▸ **List of tasks**:
1. According to the heart rate monitor abstract, what are all the areas that endurance training has a greater impact on?
2. How many runners were recruited for the study described in the heart rate monitor abstract, and what kind of runners were they?
3. Why does the heart rate monitor abstract conclude that %HRmax can be used in existing heart rate monitors to predict physiological stress and running intensity?

▸ **Source text**:
+++
Paper Title
Heart Rate Monitors For Monitoring Endurance Stress In Recreational Runners

Abstract
Endurance training is quite popular in research and outfield due to its greater impact on body composition, skeletal muscle adaptation, cardiac output, improved aerobic and anaerobic fitness and overall wellbeing. Adversely, running for prolonged duration can easily subject runners to overstress and limits the benefits of training. This study aimed to use the existing heart rate monitors to propose a non-interruptive physiological parameter which could help in regulating running stress for achieving optimal training benefits. For the study, total 17 male recreational runners (age 22.94±1.48 years, BMI 22.16±1.92, HRmax 190.47±7.89 beats/min) were recruited. Data for heart rate (HR), overall perceived exertion (RPEO) and blood lactate concentration (BLa) were monitored during two endurance trainings protocols (non-continuous and continuous). Results reported a strong Kendall’s tau-b correlation of BLa with %HRmax (τb = .581, p = .0001) and RPEO (τb = .583, p = .0001) during the non-continuous test. Study also reported a significant strong correlation of RPEO with %HRmax during the non-continuous test (τb = .591, p = .0001) and continuous test (τb = .654, p = .0001). One-Way RM ANOVA reported a significant effect of endurance fatigue on %HRmax, RPEO and BLa. The reported correlation between BLa, RPEO and %HRmax suggest that %HRmax can be used in existing HRMs for predicting physiological stress and running intensity during training boots of exercise to avoid overstress and to obtain optimal training benefits. Keywords - Running stress, Non-interruptive training, Heart rate monitors, Wearable Technology.
+++
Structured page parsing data
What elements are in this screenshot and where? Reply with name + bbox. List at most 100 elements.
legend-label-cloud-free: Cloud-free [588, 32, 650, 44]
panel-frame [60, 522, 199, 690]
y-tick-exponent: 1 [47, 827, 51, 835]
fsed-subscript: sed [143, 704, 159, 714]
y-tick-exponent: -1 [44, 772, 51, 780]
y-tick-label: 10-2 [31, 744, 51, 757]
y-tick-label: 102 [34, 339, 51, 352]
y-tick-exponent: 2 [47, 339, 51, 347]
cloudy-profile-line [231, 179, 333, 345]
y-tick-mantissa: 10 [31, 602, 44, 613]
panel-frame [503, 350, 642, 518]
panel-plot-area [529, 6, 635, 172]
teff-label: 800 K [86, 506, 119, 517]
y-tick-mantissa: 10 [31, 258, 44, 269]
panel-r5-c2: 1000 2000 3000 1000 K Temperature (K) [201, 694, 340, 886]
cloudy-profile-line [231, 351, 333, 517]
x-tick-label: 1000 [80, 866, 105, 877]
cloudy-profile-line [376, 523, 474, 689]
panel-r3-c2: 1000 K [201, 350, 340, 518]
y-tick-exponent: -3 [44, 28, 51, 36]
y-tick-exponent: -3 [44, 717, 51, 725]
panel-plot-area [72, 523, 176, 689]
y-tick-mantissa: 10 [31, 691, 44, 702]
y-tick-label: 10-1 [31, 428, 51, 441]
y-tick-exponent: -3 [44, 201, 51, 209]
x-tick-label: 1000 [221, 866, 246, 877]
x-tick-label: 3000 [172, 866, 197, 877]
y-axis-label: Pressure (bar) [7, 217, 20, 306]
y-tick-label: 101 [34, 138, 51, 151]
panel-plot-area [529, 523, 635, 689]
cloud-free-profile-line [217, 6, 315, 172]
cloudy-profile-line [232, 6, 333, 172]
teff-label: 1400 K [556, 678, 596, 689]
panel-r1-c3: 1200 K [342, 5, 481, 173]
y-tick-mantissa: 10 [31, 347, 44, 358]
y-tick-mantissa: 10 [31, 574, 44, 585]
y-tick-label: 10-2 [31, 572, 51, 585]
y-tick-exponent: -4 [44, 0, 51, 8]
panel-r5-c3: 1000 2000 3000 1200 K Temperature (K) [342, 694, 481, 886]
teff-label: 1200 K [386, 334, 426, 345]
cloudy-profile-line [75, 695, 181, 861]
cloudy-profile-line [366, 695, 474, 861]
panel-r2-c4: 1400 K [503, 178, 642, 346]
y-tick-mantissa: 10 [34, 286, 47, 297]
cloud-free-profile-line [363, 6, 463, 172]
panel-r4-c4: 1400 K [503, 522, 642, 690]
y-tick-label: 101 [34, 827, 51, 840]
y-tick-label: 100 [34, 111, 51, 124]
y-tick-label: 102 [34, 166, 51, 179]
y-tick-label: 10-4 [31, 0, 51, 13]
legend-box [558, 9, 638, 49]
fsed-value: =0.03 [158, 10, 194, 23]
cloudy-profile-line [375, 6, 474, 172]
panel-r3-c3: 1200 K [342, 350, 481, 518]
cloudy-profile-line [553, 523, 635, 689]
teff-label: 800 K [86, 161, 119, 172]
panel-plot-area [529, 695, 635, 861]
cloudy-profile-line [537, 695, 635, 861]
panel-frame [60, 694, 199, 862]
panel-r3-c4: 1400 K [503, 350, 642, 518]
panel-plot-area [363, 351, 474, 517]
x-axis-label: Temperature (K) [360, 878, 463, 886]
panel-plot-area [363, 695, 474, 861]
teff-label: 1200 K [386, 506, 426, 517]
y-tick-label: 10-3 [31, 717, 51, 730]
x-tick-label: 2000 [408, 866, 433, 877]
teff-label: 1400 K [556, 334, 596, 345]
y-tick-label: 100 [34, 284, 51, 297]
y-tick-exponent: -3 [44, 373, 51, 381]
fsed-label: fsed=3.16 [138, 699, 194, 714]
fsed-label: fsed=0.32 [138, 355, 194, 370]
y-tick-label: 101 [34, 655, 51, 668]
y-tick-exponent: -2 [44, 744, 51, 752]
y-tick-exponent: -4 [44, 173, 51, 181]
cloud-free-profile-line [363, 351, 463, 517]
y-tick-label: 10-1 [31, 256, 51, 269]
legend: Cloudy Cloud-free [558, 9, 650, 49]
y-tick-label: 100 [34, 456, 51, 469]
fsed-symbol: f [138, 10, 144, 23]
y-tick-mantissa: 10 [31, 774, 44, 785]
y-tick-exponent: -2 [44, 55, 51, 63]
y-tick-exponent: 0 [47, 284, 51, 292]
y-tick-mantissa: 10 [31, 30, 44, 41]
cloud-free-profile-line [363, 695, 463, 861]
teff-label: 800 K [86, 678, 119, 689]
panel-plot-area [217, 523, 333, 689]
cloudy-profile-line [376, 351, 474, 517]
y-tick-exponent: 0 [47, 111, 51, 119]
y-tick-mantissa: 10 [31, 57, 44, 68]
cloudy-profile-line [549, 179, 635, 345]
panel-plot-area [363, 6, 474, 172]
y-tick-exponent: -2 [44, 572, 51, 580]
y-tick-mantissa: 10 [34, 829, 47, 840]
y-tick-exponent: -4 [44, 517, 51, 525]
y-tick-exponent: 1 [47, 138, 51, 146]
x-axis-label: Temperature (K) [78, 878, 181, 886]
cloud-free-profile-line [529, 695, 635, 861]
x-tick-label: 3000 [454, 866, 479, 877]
+++
▸ **Answers per task**:
1.
- Body composition
- Skeletal muscle adaptation
- Cardiac output
- Improved aerobic and anaerobic fitness
- Overall wellbeing

2. 17 male recreational runners.

3. The study found a correlation between BLa, RPEO and %HRmax. This suggests that %HRmax can indicate physiological stress during training, so runners can avoid overstress and get optimal training benefits.